◆ MATERIAL SUPPLIED ◆
"""

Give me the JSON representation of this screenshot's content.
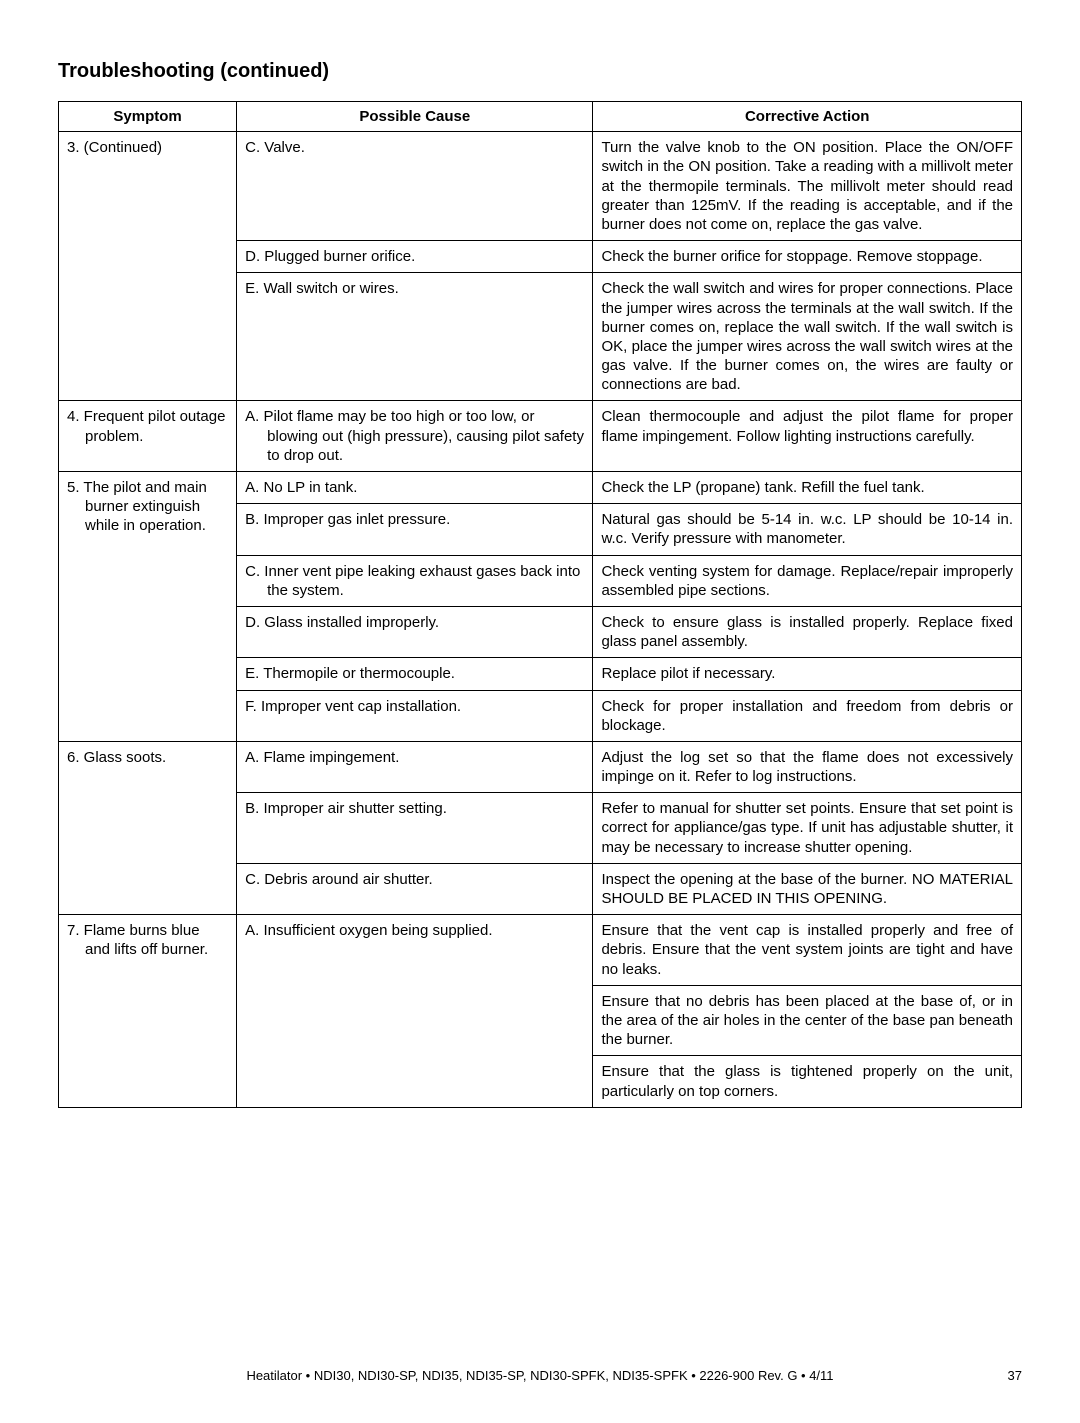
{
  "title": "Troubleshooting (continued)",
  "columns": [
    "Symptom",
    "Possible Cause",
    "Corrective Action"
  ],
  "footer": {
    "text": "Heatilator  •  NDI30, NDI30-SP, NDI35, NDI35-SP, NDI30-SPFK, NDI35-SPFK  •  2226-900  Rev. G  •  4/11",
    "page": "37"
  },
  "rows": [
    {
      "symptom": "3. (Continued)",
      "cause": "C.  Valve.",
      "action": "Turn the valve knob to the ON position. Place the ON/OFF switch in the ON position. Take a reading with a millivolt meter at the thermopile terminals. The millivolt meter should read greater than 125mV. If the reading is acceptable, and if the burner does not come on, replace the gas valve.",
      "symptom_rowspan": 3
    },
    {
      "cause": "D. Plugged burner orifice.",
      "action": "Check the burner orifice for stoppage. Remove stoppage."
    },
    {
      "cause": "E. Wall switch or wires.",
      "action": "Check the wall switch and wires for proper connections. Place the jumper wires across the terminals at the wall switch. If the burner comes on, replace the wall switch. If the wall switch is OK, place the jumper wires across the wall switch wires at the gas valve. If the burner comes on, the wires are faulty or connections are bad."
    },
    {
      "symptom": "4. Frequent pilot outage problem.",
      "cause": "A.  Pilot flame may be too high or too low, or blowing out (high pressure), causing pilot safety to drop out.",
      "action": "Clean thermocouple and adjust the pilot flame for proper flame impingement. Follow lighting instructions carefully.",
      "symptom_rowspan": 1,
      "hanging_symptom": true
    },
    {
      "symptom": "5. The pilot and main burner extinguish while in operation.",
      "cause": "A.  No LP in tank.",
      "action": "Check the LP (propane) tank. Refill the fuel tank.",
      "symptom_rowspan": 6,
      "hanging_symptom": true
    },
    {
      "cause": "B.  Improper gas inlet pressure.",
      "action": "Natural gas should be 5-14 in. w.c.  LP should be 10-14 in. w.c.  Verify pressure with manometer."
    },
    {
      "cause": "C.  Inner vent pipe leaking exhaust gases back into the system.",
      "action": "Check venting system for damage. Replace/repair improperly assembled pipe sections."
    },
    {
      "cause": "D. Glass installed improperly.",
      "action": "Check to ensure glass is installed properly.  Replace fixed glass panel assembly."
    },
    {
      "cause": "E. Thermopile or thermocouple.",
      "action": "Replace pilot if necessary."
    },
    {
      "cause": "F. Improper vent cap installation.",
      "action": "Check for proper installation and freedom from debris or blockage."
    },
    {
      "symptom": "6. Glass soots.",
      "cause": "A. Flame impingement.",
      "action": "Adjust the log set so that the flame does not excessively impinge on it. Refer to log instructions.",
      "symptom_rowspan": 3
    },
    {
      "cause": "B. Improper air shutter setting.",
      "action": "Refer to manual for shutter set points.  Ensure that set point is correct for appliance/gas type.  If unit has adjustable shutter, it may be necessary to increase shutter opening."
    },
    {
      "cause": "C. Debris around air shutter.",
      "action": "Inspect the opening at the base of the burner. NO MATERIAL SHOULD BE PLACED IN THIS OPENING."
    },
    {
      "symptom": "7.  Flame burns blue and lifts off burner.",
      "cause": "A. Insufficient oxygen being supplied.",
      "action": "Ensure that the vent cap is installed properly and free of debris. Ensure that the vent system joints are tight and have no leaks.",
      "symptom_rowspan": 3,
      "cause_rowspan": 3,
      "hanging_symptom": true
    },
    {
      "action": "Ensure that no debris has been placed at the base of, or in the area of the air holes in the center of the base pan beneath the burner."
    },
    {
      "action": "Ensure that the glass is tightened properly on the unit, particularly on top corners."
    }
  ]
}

"""

Set the listing down in full and exactly. Pictures within it should not appear in the copy.

◆ FINISHED ANSWER ◆
Give me the JSON representation of this screenshot's content.
{
  "title": "Troubleshooting (continued)",
  "columns": [
    "Symptom",
    "Possible Cause",
    "Corrective Action"
  ],
  "footer": {
    "text": "Heatilator  •  NDI30, NDI30-SP, NDI35, NDI35-SP, NDI30-SPFK, NDI35-SPFK  •  2226-900  Rev. G  •  4/11",
    "page": "37"
  },
  "rows": [
    {
      "symptom": "3. (Continued)",
      "cause": "C.  Valve.",
      "action": "Turn the valve knob to the ON position. Place the ON/OFF switch in the ON position. Take a reading with a millivolt meter at the thermopile terminals. The millivolt meter should read greater than 125mV. If the reading is acceptable, and if the burner does not come on, replace the gas valve.",
      "symptom_rowspan": 3
    },
    {
      "cause": "D. Plugged burner orifice.",
      "action": "Check the burner orifice for stoppage. Remove stoppage."
    },
    {
      "cause": "E. Wall switch or wires.",
      "action": "Check the wall switch and wires for proper connections. Place the jumper wires across the terminals at the wall switch. If the burner comes on, replace the wall switch. If the wall switch is OK, place the jumper wires across the wall switch wires at the gas valve. If the burner comes on, the wires are faulty or connections are bad."
    },
    {
      "symptom": "4. Frequent pilot outage problem.",
      "cause": "A.  Pilot flame may be too high or too low, or blowing out (high pressure), causing pilot safety to drop out.",
      "action": "Clean thermocouple and adjust the pilot flame for proper flame impingement. Follow lighting instructions carefully.",
      "symptom_rowspan": 1,
      "hanging_symptom": true
    },
    {
      "symptom": "5. The pilot and main burner extinguish while in operation.",
      "cause": "A.  No LP in tank.",
      "action": "Check the LP (propane) tank. Refill the fuel tank.",
      "symptom_rowspan": 6,
      "hanging_symptom": true
    },
    {
      "cause": "B.  Improper gas inlet pressure.",
      "action": "Natural gas should be 5-14 in. w.c.  LP should be 10-14 in. w.c.  Verify pressure with manometer."
    },
    {
      "cause": "C.  Inner vent pipe leaking exhaust gases back into the system.",
      "action": "Check venting system for damage. Replace/repair improperly assembled pipe sections."
    },
    {
      "cause": "D. Glass installed improperly.",
      "action": "Check to ensure glass is installed properly.  Replace fixed glass panel assembly."
    },
    {
      "cause": "E. Thermopile or thermocouple.",
      "action": "Replace pilot if necessary."
    },
    {
      "cause": "F. Improper vent cap installation.",
      "action": "Check for proper installation and freedom from debris or blockage."
    },
    {
      "symptom": "6. Glass soots.",
      "cause": "A. Flame impingement.",
      "action": "Adjust the log set so that the flame does not excessively impinge on it. Refer to log instructions.",
      "symptom_rowspan": 3
    },
    {
      "cause": "B. Improper air shutter setting.",
      "action": "Refer to manual for shutter set points.  Ensure that set point is correct for appliance/gas type.  If unit has adjustable shutter, it may be necessary to increase shutter opening."
    },
    {
      "cause": "C. Debris around air shutter.",
      "action": "Inspect the opening at the base of the burner. NO MATERIAL SHOULD BE PLACED IN THIS OPENING."
    },
    {
      "symptom": "7.  Flame burns blue and lifts off burner.",
      "cause": "A. Insufficient oxygen being supplied.",
      "action": "Ensure that the vent cap is installed properly and free of debris. Ensure that the vent system joints are tight and have no leaks.",
      "symptom_rowspan": 3,
      "cause_rowspan": 3,
      "hanging_symptom": true
    },
    {
      "action": "Ensure that no debris has been placed at the base of, or in the area of the air holes in the center of the base pan beneath the burner."
    },
    {
      "action": "Ensure that the glass is tightened properly on the unit, particularly on top corners."
    }
  ]
}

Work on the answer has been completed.